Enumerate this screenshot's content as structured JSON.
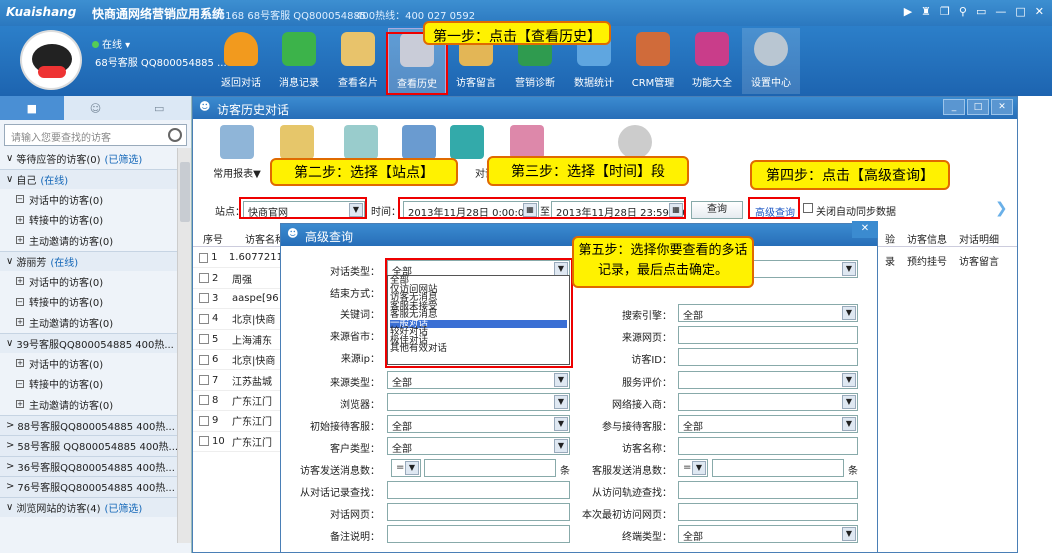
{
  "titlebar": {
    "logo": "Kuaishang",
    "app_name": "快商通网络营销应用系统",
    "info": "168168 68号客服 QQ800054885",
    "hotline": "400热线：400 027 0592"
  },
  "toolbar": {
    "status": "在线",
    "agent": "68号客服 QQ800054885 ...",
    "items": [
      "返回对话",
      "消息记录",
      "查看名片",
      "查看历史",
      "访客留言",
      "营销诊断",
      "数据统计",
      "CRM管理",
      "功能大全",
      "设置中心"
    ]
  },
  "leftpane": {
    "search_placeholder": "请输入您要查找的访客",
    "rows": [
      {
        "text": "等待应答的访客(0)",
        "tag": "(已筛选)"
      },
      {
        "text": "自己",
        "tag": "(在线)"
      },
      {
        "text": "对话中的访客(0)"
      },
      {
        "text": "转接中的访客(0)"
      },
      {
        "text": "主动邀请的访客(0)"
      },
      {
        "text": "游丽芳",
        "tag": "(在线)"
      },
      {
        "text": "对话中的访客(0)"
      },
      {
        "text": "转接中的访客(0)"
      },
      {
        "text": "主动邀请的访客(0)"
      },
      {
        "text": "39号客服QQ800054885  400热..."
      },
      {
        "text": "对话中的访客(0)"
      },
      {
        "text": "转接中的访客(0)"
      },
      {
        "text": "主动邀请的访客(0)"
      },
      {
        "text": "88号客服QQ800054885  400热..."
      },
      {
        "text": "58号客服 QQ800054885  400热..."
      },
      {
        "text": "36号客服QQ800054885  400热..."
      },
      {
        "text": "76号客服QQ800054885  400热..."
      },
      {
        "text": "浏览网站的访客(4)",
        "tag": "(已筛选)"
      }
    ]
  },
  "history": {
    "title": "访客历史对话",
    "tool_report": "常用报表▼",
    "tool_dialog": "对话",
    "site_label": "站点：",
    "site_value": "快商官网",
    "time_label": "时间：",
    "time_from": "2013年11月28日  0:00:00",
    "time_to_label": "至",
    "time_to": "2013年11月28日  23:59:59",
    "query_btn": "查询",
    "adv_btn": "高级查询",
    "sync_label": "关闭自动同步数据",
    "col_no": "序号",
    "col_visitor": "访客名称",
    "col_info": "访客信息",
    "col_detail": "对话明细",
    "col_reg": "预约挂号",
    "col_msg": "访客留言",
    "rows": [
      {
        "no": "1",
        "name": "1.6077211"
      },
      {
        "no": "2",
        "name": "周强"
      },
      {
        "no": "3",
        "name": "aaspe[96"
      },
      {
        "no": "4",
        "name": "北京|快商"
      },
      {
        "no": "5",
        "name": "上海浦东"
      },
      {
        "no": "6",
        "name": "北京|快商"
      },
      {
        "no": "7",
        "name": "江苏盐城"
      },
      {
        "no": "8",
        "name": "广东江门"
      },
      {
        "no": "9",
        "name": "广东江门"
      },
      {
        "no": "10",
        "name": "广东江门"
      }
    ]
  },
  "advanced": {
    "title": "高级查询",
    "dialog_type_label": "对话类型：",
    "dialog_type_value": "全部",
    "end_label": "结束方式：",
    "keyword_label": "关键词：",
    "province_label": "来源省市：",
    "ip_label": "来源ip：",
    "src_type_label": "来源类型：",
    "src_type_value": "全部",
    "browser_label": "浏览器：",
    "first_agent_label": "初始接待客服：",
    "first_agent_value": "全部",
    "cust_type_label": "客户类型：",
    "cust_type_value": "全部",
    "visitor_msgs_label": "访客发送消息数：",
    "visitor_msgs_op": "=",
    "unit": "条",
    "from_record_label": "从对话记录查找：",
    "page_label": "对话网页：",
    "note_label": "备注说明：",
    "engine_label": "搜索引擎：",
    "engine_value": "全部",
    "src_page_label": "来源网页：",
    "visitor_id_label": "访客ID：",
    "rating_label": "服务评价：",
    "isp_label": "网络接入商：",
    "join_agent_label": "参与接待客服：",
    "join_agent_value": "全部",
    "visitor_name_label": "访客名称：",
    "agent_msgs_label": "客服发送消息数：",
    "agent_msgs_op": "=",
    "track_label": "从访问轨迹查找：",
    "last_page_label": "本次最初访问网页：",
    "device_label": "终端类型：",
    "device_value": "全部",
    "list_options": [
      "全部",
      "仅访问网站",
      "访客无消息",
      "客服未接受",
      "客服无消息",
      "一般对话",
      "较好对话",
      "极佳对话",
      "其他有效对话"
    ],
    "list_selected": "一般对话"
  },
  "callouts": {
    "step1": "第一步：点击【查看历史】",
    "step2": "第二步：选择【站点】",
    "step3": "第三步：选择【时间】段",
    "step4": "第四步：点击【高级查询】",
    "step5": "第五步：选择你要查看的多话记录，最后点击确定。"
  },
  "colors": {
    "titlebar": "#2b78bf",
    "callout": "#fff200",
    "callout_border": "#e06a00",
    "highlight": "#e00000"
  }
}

● ● ● ●

▶ **Aim**
Transcribe every line in the entries above, taking out only the images.

▶ **Result of the task**
Enumerate this screenshot's content as structured JSON.
{
  "titlebar": {
    "logo": "Kuaishang",
    "app_name": "快商通网络营销应用系统",
    "info": "168168 68号客服 QQ800054885",
    "hotline": "400热线：400 027 0592"
  },
  "toolbar": {
    "status": "在线",
    "agent": "68号客服 QQ800054885 ...",
    "items": [
      "返回对话",
      "消息记录",
      "查看名片",
      "查看历史",
      "访客留言",
      "营销诊断",
      "数据统计",
      "CRM管理",
      "功能大全",
      "设置中心"
    ]
  },
  "leftpane": {
    "search_placeholder": "请输入您要查找的访客",
    "rows": [
      {
        "text": "等待应答的访客(0)",
        "tag": "(已筛选)"
      },
      {
        "text": "自己",
        "tag": "(在线)"
      },
      {
        "text": "对话中的访客(0)"
      },
      {
        "text": "转接中的访客(0)"
      },
      {
        "text": "主动邀请的访客(0)"
      },
      {
        "text": "游丽芳",
        "tag": "(在线)"
      },
      {
        "text": "对话中的访客(0)"
      },
      {
        "text": "转接中的访客(0)"
      },
      {
        "text": "主动邀请的访客(0)"
      },
      {
        "text": "39号客服QQ800054885  400热..."
      },
      {
        "text": "对话中的访客(0)"
      },
      {
        "text": "转接中的访客(0)"
      },
      {
        "text": "主动邀请的访客(0)"
      },
      {
        "text": "88号客服QQ800054885  400热..."
      },
      {
        "text": "58号客服 QQ800054885  400热..."
      },
      {
        "text": "36号客服QQ800054885  400热..."
      },
      {
        "text": "76号客服QQ800054885  400热..."
      },
      {
        "text": "浏览网站的访客(4)",
        "tag": "(已筛选)"
      }
    ]
  },
  "history": {
    "title": "访客历史对话",
    "tool_report": "常用报表▼",
    "tool_dialog": "对话",
    "site_label": "站点：",
    "site_value": "快商官网",
    "time_label": "时间：",
    "time_from": "2013年11月28日  0:00:00",
    "time_to_label": "至",
    "time_to": "2013年11月28日  23:59:59",
    "query_btn": "查询",
    "adv_btn": "高级查询",
    "sync_label": "关闭自动同步数据",
    "col_no": "序号",
    "col_visitor": "访客名称",
    "col_info": "访客信息",
    "col_detail": "对话明细",
    "col_reg": "预约挂号",
    "col_msg": "访客留言",
    "rows": [
      {
        "no": "1",
        "name": "1.6077211"
      },
      {
        "no": "2",
        "name": "周强"
      },
      {
        "no": "3",
        "name": "aaspe[96"
      },
      {
        "no": "4",
        "name": "北京|快商"
      },
      {
        "no": "5",
        "name": "上海浦东"
      },
      {
        "no": "6",
        "name": "北京|快商"
      },
      {
        "no": "7",
        "name": "江苏盐城"
      },
      {
        "no": "8",
        "name": "广东江门"
      },
      {
        "no": "9",
        "name": "广东江门"
      },
      {
        "no": "10",
        "name": "广东江门"
      }
    ]
  },
  "advanced": {
    "title": "高级查询",
    "dialog_type_label": "对话类型：",
    "dialog_type_value": "全部",
    "end_label": "结束方式：",
    "keyword_label": "关键词：",
    "province_label": "来源省市：",
    "ip_label": "来源ip：",
    "src_type_label": "来源类型：",
    "src_type_value": "全部",
    "browser_label": "浏览器：",
    "first_agent_label": "初始接待客服：",
    "first_agent_value": "全部",
    "cust_type_label": "客户类型：",
    "cust_type_value": "全部",
    "visitor_msgs_label": "访客发送消息数：",
    "visitor_msgs_op": "=",
    "unit": "条",
    "from_record_label": "从对话记录查找：",
    "page_label": "对话网页：",
    "note_label": "备注说明：",
    "engine_label": "搜索引擎：",
    "engine_value": "全部",
    "src_page_label": "来源网页：",
    "visitor_id_label": "访客ID：",
    "rating_label": "服务评价：",
    "isp_label": "网络接入商：",
    "join_agent_label": "参与接待客服：",
    "join_agent_value": "全部",
    "visitor_name_label": "访客名称：",
    "agent_msgs_label": "客服发送消息数：",
    "agent_msgs_op": "=",
    "track_label": "从访问轨迹查找：",
    "last_page_label": "本次最初访问网页：",
    "device_label": "终端类型：",
    "device_value": "全部",
    "list_options": [
      "全部",
      "仅访问网站",
      "访客无消息",
      "客服未接受",
      "客服无消息",
      "一般对话",
      "较好对话",
      "极佳对话",
      "其他有效对话"
    ],
    "list_selected": "一般对话"
  },
  "callouts": {
    "step1": "第一步：点击【查看历史】",
    "step2": "第二步：选择【站点】",
    "step3": "第三步：选择【时间】段",
    "step4": "第四步：点击【高级查询】",
    "step5": "第五步：选择你要查看的多话记录，最后点击确定。"
  },
  "colors": {
    "titlebar": "#2b78bf",
    "callout": "#fff200",
    "callout_border": "#e06a00",
    "highlight": "#e00000"
  }
}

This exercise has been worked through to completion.